┌────────

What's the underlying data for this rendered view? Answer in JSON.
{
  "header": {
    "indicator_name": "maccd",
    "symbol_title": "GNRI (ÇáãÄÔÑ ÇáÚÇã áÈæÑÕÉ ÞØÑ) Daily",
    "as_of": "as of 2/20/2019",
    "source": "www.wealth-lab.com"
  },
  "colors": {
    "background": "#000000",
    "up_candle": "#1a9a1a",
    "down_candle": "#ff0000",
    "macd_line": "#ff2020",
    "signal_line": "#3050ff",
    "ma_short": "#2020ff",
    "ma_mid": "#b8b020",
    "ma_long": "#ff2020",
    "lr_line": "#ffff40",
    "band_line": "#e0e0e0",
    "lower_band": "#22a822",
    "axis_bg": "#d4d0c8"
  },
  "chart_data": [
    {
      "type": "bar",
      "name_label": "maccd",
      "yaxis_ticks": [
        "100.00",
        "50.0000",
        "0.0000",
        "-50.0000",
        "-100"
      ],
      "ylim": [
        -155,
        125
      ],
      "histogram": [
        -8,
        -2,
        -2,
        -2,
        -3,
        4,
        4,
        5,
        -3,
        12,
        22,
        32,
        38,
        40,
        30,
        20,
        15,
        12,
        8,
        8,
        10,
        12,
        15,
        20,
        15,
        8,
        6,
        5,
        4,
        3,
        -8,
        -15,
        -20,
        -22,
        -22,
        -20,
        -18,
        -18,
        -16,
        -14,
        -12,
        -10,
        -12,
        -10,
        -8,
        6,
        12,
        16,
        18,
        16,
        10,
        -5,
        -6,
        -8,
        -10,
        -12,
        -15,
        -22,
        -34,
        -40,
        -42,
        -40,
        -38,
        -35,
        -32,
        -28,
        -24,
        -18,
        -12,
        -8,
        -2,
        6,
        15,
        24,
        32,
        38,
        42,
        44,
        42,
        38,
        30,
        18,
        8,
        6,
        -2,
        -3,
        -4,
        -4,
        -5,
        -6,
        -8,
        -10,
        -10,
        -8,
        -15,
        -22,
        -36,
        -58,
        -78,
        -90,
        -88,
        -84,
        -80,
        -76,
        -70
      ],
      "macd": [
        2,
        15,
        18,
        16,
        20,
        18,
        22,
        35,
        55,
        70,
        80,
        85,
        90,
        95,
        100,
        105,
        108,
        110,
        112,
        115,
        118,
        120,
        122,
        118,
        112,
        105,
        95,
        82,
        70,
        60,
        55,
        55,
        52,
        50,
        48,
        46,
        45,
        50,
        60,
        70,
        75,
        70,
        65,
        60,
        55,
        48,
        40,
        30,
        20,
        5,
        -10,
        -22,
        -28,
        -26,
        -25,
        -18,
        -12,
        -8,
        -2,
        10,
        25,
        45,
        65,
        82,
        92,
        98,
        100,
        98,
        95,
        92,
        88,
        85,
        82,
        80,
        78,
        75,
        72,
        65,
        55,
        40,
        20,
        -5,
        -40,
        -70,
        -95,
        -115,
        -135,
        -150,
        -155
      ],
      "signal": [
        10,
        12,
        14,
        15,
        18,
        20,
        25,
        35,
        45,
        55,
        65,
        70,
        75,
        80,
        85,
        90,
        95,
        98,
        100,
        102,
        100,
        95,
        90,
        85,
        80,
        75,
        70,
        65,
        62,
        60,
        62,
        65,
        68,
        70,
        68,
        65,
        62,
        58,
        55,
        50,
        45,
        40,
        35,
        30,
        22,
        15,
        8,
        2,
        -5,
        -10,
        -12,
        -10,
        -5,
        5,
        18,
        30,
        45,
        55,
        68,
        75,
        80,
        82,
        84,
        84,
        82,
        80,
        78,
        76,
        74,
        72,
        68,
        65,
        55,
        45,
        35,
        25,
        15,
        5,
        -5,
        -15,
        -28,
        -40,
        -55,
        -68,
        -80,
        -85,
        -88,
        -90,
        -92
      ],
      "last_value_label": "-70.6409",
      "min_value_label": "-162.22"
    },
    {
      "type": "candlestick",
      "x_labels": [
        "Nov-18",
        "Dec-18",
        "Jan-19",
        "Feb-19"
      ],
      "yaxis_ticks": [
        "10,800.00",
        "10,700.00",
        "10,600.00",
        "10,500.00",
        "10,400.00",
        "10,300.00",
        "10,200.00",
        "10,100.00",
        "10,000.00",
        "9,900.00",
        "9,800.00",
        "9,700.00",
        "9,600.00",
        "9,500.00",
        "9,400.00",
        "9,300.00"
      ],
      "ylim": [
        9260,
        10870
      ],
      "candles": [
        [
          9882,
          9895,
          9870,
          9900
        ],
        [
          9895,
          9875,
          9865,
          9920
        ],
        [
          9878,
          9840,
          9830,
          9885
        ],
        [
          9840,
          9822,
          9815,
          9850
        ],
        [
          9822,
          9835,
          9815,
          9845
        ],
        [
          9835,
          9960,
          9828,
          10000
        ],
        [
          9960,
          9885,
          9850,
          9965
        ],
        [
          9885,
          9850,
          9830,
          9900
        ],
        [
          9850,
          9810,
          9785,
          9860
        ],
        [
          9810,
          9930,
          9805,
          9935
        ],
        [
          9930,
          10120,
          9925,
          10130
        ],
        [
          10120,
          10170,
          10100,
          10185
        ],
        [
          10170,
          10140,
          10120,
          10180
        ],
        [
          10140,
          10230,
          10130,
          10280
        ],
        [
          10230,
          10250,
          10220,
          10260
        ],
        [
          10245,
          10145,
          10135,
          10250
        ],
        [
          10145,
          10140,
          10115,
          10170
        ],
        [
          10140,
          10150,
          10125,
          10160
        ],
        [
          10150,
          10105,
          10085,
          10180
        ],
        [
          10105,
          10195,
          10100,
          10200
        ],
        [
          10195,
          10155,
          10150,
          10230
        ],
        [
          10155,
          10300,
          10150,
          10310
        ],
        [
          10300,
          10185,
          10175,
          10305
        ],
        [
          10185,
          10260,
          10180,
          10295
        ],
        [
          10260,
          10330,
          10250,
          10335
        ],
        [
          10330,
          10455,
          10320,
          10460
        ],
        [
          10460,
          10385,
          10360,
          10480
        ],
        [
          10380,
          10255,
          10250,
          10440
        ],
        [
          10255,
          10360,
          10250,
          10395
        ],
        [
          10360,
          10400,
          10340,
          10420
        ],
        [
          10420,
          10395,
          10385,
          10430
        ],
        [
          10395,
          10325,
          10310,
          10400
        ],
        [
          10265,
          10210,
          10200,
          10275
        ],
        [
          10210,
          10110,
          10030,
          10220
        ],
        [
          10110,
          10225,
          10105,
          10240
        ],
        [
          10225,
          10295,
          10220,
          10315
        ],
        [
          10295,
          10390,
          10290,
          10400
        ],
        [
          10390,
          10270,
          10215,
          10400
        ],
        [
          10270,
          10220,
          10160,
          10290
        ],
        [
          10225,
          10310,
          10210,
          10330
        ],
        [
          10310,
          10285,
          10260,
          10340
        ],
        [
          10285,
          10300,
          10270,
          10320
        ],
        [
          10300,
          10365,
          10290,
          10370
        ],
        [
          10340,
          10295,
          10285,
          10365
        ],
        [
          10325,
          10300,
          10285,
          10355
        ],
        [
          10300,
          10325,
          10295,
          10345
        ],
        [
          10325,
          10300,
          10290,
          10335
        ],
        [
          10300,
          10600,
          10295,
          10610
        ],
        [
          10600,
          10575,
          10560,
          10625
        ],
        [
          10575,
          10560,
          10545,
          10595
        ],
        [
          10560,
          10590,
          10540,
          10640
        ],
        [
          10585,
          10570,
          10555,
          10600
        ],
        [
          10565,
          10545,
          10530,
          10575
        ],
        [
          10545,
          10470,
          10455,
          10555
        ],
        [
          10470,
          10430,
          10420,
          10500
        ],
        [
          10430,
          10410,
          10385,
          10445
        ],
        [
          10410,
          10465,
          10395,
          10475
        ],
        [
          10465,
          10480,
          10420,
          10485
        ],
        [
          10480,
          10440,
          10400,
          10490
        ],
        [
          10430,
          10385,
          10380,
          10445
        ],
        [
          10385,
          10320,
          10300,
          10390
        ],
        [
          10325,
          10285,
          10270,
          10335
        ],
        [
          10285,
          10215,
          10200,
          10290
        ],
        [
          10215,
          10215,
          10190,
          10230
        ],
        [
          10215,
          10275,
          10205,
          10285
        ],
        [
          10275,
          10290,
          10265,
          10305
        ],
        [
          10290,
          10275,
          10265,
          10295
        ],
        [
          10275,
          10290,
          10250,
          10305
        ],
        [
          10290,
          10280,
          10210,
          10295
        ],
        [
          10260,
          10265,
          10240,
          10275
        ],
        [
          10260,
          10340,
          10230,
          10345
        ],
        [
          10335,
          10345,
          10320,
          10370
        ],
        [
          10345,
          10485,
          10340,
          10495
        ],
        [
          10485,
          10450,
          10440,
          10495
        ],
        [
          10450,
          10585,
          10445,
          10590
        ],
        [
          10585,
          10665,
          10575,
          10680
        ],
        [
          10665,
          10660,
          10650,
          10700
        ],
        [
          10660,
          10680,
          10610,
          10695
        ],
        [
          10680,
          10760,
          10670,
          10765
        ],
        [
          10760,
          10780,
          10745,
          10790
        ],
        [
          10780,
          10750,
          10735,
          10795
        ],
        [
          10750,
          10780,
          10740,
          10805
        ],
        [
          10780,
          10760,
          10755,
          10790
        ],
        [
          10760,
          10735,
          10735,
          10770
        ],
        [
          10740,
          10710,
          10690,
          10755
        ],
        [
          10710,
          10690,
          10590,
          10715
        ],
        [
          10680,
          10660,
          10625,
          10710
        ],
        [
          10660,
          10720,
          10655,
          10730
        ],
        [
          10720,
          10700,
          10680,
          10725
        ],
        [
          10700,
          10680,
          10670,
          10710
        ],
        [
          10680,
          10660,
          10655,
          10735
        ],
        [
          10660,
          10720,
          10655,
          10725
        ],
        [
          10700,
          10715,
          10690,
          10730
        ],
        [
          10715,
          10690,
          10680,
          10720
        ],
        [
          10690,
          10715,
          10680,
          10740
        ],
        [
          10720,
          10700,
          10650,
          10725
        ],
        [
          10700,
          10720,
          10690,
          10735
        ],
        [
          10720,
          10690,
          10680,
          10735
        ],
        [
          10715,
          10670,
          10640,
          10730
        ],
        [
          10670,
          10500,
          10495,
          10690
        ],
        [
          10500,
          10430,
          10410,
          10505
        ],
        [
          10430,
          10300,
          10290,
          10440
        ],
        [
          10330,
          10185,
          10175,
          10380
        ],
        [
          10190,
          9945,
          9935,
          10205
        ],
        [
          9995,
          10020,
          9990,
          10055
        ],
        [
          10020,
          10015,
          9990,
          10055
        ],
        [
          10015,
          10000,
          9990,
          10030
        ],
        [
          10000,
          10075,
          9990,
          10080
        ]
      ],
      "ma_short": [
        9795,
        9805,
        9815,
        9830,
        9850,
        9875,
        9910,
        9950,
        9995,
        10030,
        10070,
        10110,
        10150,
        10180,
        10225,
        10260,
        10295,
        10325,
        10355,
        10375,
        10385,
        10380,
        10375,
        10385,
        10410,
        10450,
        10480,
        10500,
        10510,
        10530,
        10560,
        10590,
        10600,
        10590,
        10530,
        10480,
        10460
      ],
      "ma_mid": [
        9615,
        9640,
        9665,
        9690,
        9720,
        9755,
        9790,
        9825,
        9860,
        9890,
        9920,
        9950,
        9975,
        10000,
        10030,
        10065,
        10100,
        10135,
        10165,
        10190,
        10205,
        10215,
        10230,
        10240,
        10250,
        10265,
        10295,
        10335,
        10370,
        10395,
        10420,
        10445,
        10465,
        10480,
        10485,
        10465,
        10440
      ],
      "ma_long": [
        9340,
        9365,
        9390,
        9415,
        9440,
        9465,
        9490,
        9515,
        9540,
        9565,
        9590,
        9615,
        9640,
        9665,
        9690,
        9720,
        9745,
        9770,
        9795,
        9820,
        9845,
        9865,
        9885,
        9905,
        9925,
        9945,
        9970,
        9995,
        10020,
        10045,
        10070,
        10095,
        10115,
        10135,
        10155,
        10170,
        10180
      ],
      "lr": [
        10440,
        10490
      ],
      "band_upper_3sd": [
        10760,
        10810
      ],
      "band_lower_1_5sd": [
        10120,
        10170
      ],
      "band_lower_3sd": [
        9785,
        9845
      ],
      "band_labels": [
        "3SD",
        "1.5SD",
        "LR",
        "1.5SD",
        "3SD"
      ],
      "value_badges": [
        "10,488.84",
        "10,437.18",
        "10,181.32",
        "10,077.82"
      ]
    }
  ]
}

└────────

### Task objective
Scan the material above. Extract every line in which the word "maccd" occurs.

### Written reply
    "indicator_name": "maccd",
      "name_label": "maccd",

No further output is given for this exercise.